Requirements:
Copy every record exactly, and keep the pictures out.

[Listed records start]

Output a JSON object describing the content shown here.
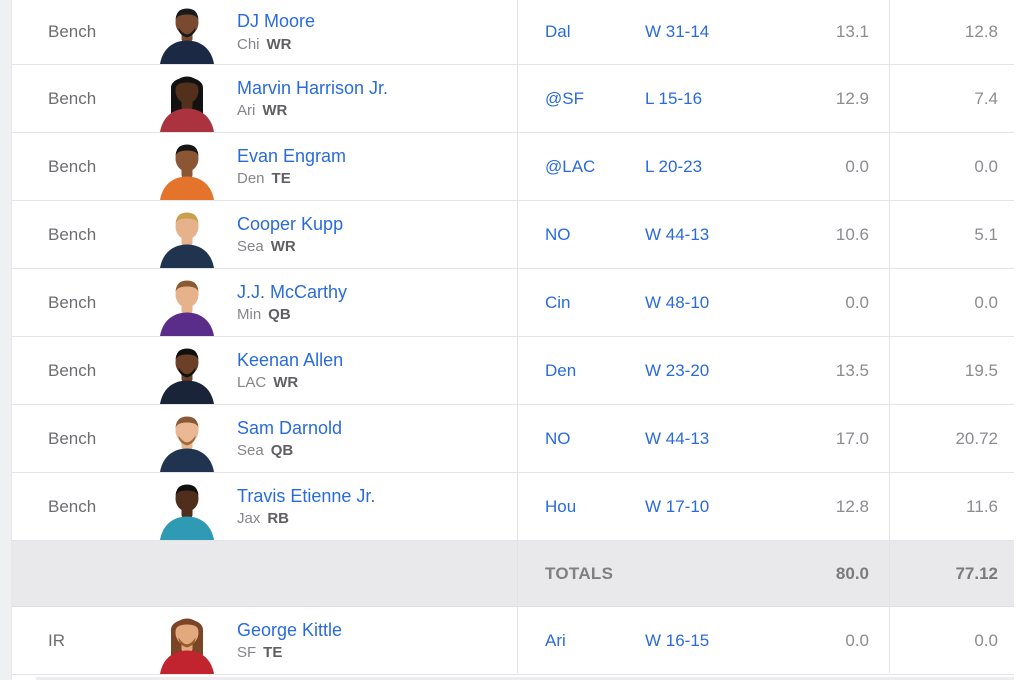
{
  "table": {
    "totals_label": "TOTALS"
  },
  "colors": {
    "link_blue": "#2a6bdb",
    "slot_text": "#6d6d71",
    "team_text": "#85858a",
    "position_text": "#5f5f64",
    "score_text": "#8c8c91",
    "row_border": "#e4e4e6",
    "column_divider": "#e3e3e5",
    "totals_background": "#e9e9eb",
    "left_gutter_background": "#eef0f1",
    "card_background": "#ffffff"
  },
  "rows": [
    {
      "type": "player",
      "slot": "Bench",
      "player": {
        "name": "DJ Moore",
        "team": "Chi",
        "pos": "WR"
      },
      "opp": "Dal",
      "result": "W 31-14",
      "score1": "13.1",
      "score2": "12.8",
      "avatar": {
        "jersey": "#1b2944",
        "skin": "#7a4a30",
        "hair": "#1a1a1a",
        "hair_long": false,
        "beard": "#1a1a1a"
      }
    },
    {
      "type": "player",
      "slot": "Bench",
      "player": {
        "name": "Marvin Harrison Jr.",
        "team": "Ari",
        "pos": "WR"
      },
      "opp": "@SF",
      "result": "L 15-16",
      "score1": "12.9",
      "score2": "7.4",
      "avatar": {
        "jersey": "#ab3340",
        "skin": "#53301c",
        "hair": "#121212",
        "hair_long": true,
        "beard": "none"
      }
    },
    {
      "type": "player",
      "slot": "Bench",
      "player": {
        "name": "Evan Engram",
        "team": "Den",
        "pos": "TE"
      },
      "opp": "@LAC",
      "result": "L 20-23",
      "score1": "0.0",
      "score2": "0.0",
      "avatar": {
        "jersey": "#e4742c",
        "skin": "#8a5634",
        "hair": "#161616",
        "hair_long": false,
        "beard": "none"
      }
    },
    {
      "type": "player",
      "slot": "Bench",
      "player": {
        "name": "Cooper Kupp",
        "team": "Sea",
        "pos": "WR"
      },
      "opp": "NO",
      "result": "W 44-13",
      "score1": "10.6",
      "score2": "5.1",
      "avatar": {
        "jersey": "#20334f",
        "skin": "#e6b28c",
        "hair": "#c9a050",
        "hair_long": false,
        "beard": "none"
      }
    },
    {
      "type": "player",
      "slot": "Bench",
      "player": {
        "name": "J.J. McCarthy",
        "team": "Min",
        "pos": "QB"
      },
      "opp": "Cin",
      "result": "W 48-10",
      "score1": "0.0",
      "score2": "0.0",
      "avatar": {
        "jersey": "#5a2d8b",
        "skin": "#e6b28c",
        "hair": "#8a5a30",
        "hair_long": false,
        "beard": "none"
      }
    },
    {
      "type": "player",
      "slot": "Bench",
      "player": {
        "name": "Keenan Allen",
        "team": "LAC",
        "pos": "WR"
      },
      "opp": "Den",
      "result": "W 23-20",
      "score1": "13.5",
      "score2": "19.5",
      "avatar": {
        "jersey": "#1a2438",
        "skin": "#6b4027",
        "hair": "#101010",
        "hair_long": false,
        "beard": "#101010"
      }
    },
    {
      "type": "player",
      "slot": "Bench",
      "player": {
        "name": "Sam Darnold",
        "team": "Sea",
        "pos": "QB"
      },
      "opp": "NO",
      "result": "W 44-13",
      "score1": "17.0",
      "score2": "20.72",
      "avatar": {
        "jersey": "#20334f",
        "skin": "#eab894",
        "hair": "#8a5a34",
        "hair_long": false,
        "beard": "#a06a3a"
      }
    },
    {
      "type": "player",
      "slot": "Bench",
      "player": {
        "name": "Travis Etienne Jr.",
        "team": "Jax",
        "pos": "RB"
      },
      "opp": "Hou",
      "result": "W 17-10",
      "score1": "12.8",
      "score2": "11.6",
      "avatar": {
        "jersey": "#2f9ab4",
        "skin": "#4f2e1b",
        "hair": "#101010",
        "hair_long": false,
        "beard": "none"
      }
    },
    {
      "type": "totals",
      "label": "TOTALS",
      "score1": "80.0",
      "score2": "77.12"
    },
    {
      "type": "player",
      "slot": "IR",
      "player": {
        "name": "George Kittle",
        "team": "SF",
        "pos": "TE"
      },
      "opp": "Ari",
      "result": "W 16-15",
      "score1": "0.0",
      "score2": "0.0",
      "avatar": {
        "jersey": "#c1242f",
        "skin": "#e2a87e",
        "hair": "#7a4526",
        "hair_long": true,
        "beard": "#9a5a2e"
      }
    }
  ]
}
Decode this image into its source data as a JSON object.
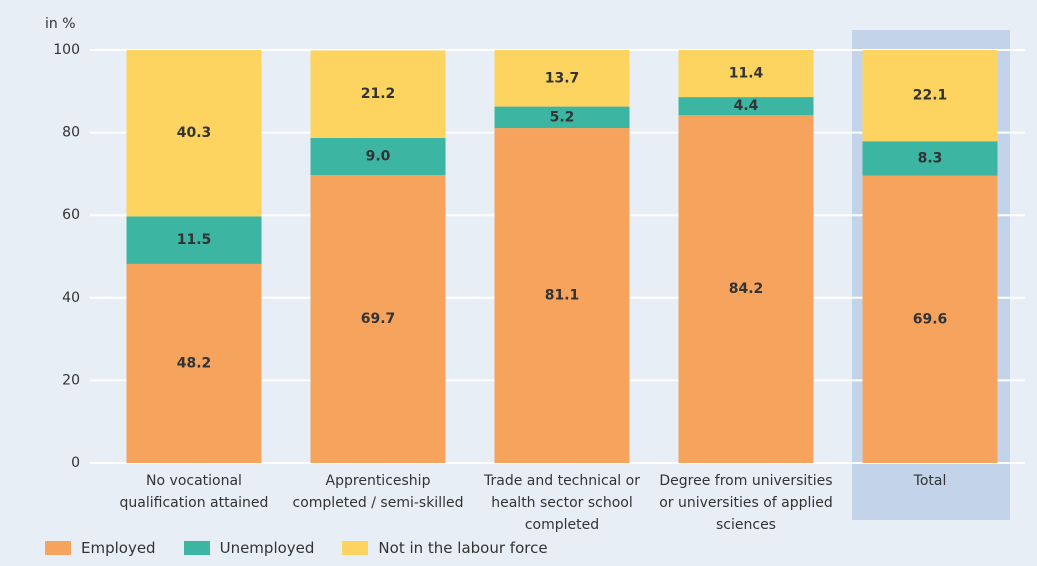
{
  "chart_data": {
    "type": "stacked_bar",
    "ylabel": "in %",
    "categories": [
      "No vocational qualification attained",
      "Apprenticeship completed / semi-skilled",
      "Trade and technical or health sector school completed",
      "Degree from universities or universities of applied sciences",
      "Total"
    ],
    "series": [
      {
        "name": "Employed",
        "color": "#f6a35e",
        "values": [
          48.2,
          69.7,
          81.1,
          84.2,
          69.6
        ],
        "value_labels": [
          "48.2",
          "69.7",
          "81.1",
          "84.2",
          "69.6"
        ]
      },
      {
        "name": "Unemployed",
        "color": "#3db5a3",
        "values": [
          11.5,
          9.0,
          5.2,
          4.4,
          8.3
        ],
        "value_labels": [
          "11.5",
          "9.0",
          "5.2",
          "4.4",
          "8.3"
        ]
      },
      {
        "name": "Not in the labour force",
        "color": "#fdd45f",
        "values": [
          40.3,
          21.2,
          13.7,
          11.4,
          22.1
        ],
        "value_labels": [
          "40.3",
          "21.2",
          "13.7",
          "11.4",
          "22.1"
        ]
      }
    ],
    "ylim": [
      0,
      100
    ],
    "yticks": [
      0,
      20,
      40,
      60,
      80,
      100
    ],
    "grid": true,
    "legend": "bottom"
  }
}
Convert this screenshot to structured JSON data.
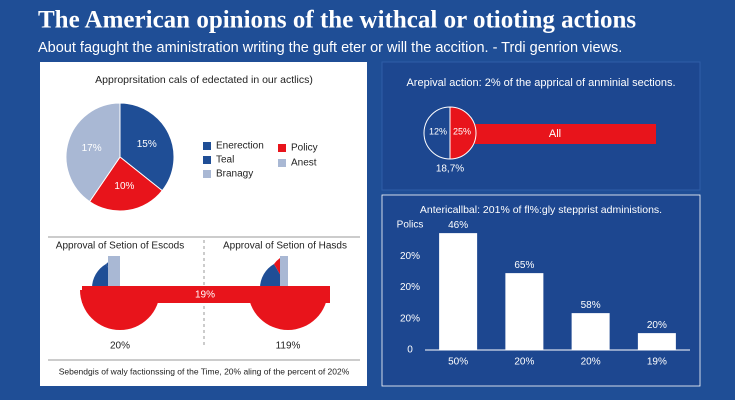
{
  "header": {
    "title": "The American opinions of the withcal or otioting actions",
    "subtitle": "About fagught the aministration writing the guft eter or will the accition. - Trdi genrion views."
  },
  "chart_data": [
    {
      "type": "pie",
      "title": "Approprsitation cals of edectated in our actlics)",
      "values": [
        15,
        10,
        17
      ],
      "value_labels": [
        "15%",
        "10%",
        "17%"
      ],
      "colors": [
        "#1f4e96",
        "#e8141b",
        "#a9b8d4"
      ],
      "legend": [
        {
          "name": "Enerection",
          "color": "#1f4e96"
        },
        {
          "name": "Teal",
          "color": "#1f4e96"
        },
        {
          "name": "Branagy",
          "color": "#a9b8d4"
        },
        {
          "name": "Policy",
          "color": "#e8141b"
        },
        {
          "name": "Anest",
          "color": "#a9b8d4"
        }
      ]
    },
    {
      "type": "bar",
      "title": "Antericallbal: 201% of fl%:gly stepprist administions.",
      "categories": [
        "50%",
        "20%",
        "20%",
        "19%"
      ],
      "values": [
        3.74,
        2.46,
        1.18,
        0.54
      ],
      "annotations": [
        "46%",
        "65%",
        "58%",
        "20%"
      ],
      "color": "#ffffff",
      "ylim": [
        0,
        4
      ],
      "yticks": [
        0,
        {
          "value": 1,
          "label": "20%"
        },
        {
          "value": 2,
          "label": "20%"
        },
        {
          "value": 3,
          "label": "20%"
        },
        {
          "value": 4,
          "label": "Polics"
        }
      ]
    }
  ],
  "halves": {
    "titles": [
      "Approval of Setion of Escods",
      "Approval of Setion of Hasds"
    ],
    "labels": [
      "20%",
      "119%"
    ],
    "banner": "19%",
    "footnote": "Sebendgis of waly factionssing of the Time, 20% aling of the percent of 202%"
  },
  "action": {
    "title": "Arepival action: 2% of the apprical of anminial sections.",
    "bar_label": "All",
    "circle_labels": [
      "12%",
      "25%"
    ],
    "caption": "18,7%"
  }
}
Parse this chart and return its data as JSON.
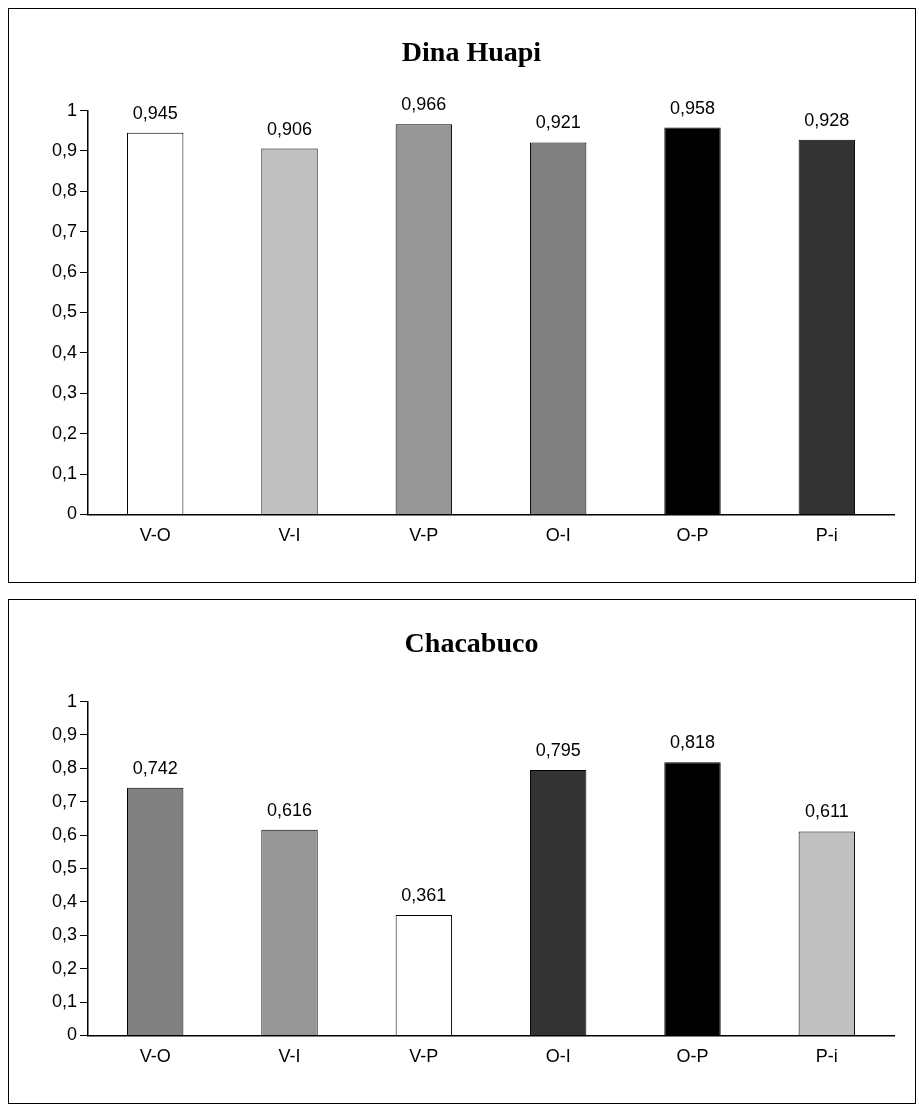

[Listed records end]

Final result:
Output a JSON object describing the content shown here.
{
  "table": {
    "totals_label": "TOTALS"
  },
  "colors": {
    "link_blue": "#2a6bdb",
    "slot_text": "#6d6d71",
    "team_text": "#85858a",
    "position_text": "#5f5f64",
    "score_text": "#8c8c91",
    "row_border": "#e4e4e6",
    "column_divider": "#e3e3e5",
    "totals_background": "#e9e9eb",
    "left_gutter_background": "#eef0f1",
    "card_background": "#ffffff"
  },
  "rows": [
    {
      "type": "player",
      "slot": "Bench",
      "player": {
        "name": "DJ Moore",
        "team": "Chi",
        "pos": "WR"
      },
      "opp": "Dal",
      "result": "W 31-14",
      "score1": "13.1",
      "score2": "12.8",
      "avatar": {
        "jersey": "#1b2944",
        "skin": "#7a4a30",
        "hair": "#1a1a1a",
        "hair_long": false,
        "beard": "#1a1a1a"
      }
    },
    {
      "type": "player",
      "slot": "Bench",
      "player": {
        "name": "Marvin Harrison Jr.",
        "team": "Ari",
        "pos": "WR"
      },
      "opp": "@SF",
      "result": "L 15-16",
      "score1": "12.9",
      "score2": "7.4",
      "avatar": {
        "jersey": "#ab3340",
        "skin": "#53301c",
        "hair": "#121212",
        "hair_long": true,
        "beard": "none"
      }
    },
    {
      "type": "player",
      "slot": "Bench",
      "player": {
        "name": "Evan Engram",
        "team": "Den",
        "pos": "TE"
      },
      "opp": "@LAC",
      "result": "L 20-23",
      "score1": "0.0",
      "score2": "0.0",
      "avatar": {
        "jersey": "#e4742c",
        "skin": "#8a5634",
        "hair": "#161616",
        "hair_long": false,
        "beard": "none"
      }
    },
    {
      "type": "player",
      "slot": "Bench",
      "player": {
        "name": "Cooper Kupp",
        "team": "Sea",
        "pos": "WR"
      },
      "opp": "NO",
      "result": "W 44-13",
      "score1": "10.6",
      "score2": "5.1",
      "avatar": {
        "jersey": "#20334f",
        "skin": "#e6b28c",
        "hair": "#c9a050",
        "hair_long": false,
        "beard": "none"
      }
    },
    {
      "type": "player",
      "slot": "Bench",
      "player": {
        "name": "J.J. McCarthy",
        "team": "Min",
        "pos": "QB"
      },
      "opp": "Cin",
      "result": "W 48-10",
      "score1": "0.0",
      "score2": "0.0",
      "avatar": {
        "jersey": "#5a2d8b",
        "skin": "#e6b28c",
        "hair": "#8a5a30",
        "hair_long": false,
        "beard": "none"
      }
    },
    {
      "type": "player",
      "slot": "Bench",
      "player": {
        "name": "Keenan Allen",
        "team": "LAC",
        "pos": "WR"
      },
      "opp": "Den",
      "result": "W 23-20",
      "score1": "13.5",
      "score2": "19.5",
      "avatar": {
        "jersey": "#1a2438",
        "skin": "#6b4027",
        "hair": "#101010",
        "hair_long": false,
        "beard": "#101010"
      }
    },
    {
      "type": "player",
      "slot": "Bench",
      "player": {
        "name": "Sam Darnold",
        "team": "Sea",
        "pos": "QB"
      },
      "opp": "NO",
      "result": "W 44-13",
      "score1": "17.0",
      "score2": "20.72",
      "avatar": {
        "jersey": "#20334f",
        "skin": "#eab894",
        "hair": "#8a5a34",
        "hair_long": false,
        "beard": "#a06a3a"
      }
    },
    {
      "type": "player",
      "slot": "Bench",
      "player": {
        "name": "Travis Etienne Jr.",
        "team": "Jax",
        "pos": "RB"
      },
      "opp": "Hou",
      "result": "W 17-10",
      "score1": "12.8",
      "score2": "11.6",
      "avatar": {
        "jersey": "#2f9ab4",
        "skin": "#4f2e1b",
        "hair": "#101010",
        "hair_long": false,
        "beard": "none"
      }
    },
    {
      "type": "totals",
      "label": "TOTALS",
      "score1": "80.0",
      "score2": "77.12"
    },
    {
      "type": "player",
      "slot": "IR",
      "player": {
        "name": "George Kittle",
        "team": "SF",
        "pos": "TE"
      },
      "opp": "Ari",
      "result": "W 16-15",
      "score1": "0.0",
      "score2": "0.0",
      "avatar": {
        "jersey": "#c1242f",
        "skin": "#e2a87e",
        "hair": "#7a4526",
        "hair_long": true,
        "beard": "#9a5a2e"
      }
    }
  ]
}
Decode this image into its source data as a JSON object.
{
  "chart_data": {
    "type": "stacked_bar",
    "ylabel": "in %",
    "categories": [
      "No vocational qualification attained",
      "Apprenticeship completed / semi-skilled",
      "Trade and technical or health sector school completed",
      "Degree from universities or universities of applied sciences",
      "Total"
    ],
    "series": [
      {
        "name": "Employed",
        "color": "#f6a35e",
        "values": [
          48.2,
          69.7,
          81.1,
          84.2,
          69.6
        ],
        "value_labels": [
          "48.2",
          "69.7",
          "81.1",
          "84.2",
          "69.6"
        ]
      },
      {
        "name": "Unemployed",
        "color": "#3db5a3",
        "values": [
          11.5,
          9.0,
          5.2,
          4.4,
          8.3
        ],
        "value_labels": [
          "11.5",
          "9.0",
          "5.2",
          "4.4",
          "8.3"
        ]
      },
      {
        "name": "Not in the labour force",
        "color": "#fdd45f",
        "values": [
          40.3,
          21.2,
          13.7,
          11.4,
          22.1
        ],
        "value_labels": [
          "40.3",
          "21.2",
          "13.7",
          "11.4",
          "22.1"
        ]
      }
    ],
    "ylim": [
      0,
      100
    ],
    "yticks": [
      0,
      20,
      40,
      60,
      80,
      100
    ],
    "grid": true,
    "legend": "bottom"
  }
}
Convert this screenshot to structured JSON data.
{
  "header": {
    "title": "The American opinions of the withcal or otioting actions",
    "subtitle": "About fagught the aministration writing the guft eter or will the accition. - Trdi genrion views."
  },
  "chart_data": [
    {
      "type": "pie",
      "title": "Approprsitation cals of edectated in our actlics)",
      "values": [
        15,
        10,
        17
      ],
      "value_labels": [
        "15%",
        "10%",
        "17%"
      ],
      "colors": [
        "#1f4e96",
        "#e8141b",
        "#a9b8d4"
      ],
      "legend": [
        {
          "name": "Enerection",
          "color": "#1f4e96"
        },
        {
          "name": "Teal",
          "color": "#1f4e96"
        },
        {
          "name": "Branagy",
          "color": "#a9b8d4"
        },
        {
          "name": "Policy",
          "color": "#e8141b"
        },
        {
          "name": "Anest",
          "color": "#a9b8d4"
        }
      ]
    },
    {
      "type": "bar",
      "title": "Antericallbal: 201% of fl%:gly stepprist administions.",
      "categories": [
        "50%",
        "20%",
        "20%",
        "19%"
      ],
      "values": [
        3.74,
        2.46,
        1.18,
        0.54
      ],
      "annotations": [
        "46%",
        "65%",
        "58%",
        "20%"
      ],
      "color": "#ffffff",
      "ylim": [
        0,
        4
      ],
      "yticks": [
        0,
        {
          "value": 1,
          "label": "20%"
        },
        {
          "value": 2,
          "label": "20%"
        },
        {
          "value": 3,
          "label": "20%"
        },
        {
          "value": 4,
          "label": "Polics"
        }
      ]
    }
  ],
  "halves": {
    "titles": [
      "Approval of Setion of Escods",
      "Approval of Setion of Hasds"
    ],
    "labels": [
      "20%",
      "119%"
    ],
    "banner": "19%",
    "footnote": "Sebendgis of waly factionssing of the Time, 20% aling of the percent of 202%"
  },
  "action": {
    "title": "Arepival action: 2% of the apprical of anminial sections.",
    "bar_label": "All",
    "circle_labels": [
      "12%",
      "25%"
    ],
    "caption": "18,7%"
  }
}
Parse this chart and return its data as JSON.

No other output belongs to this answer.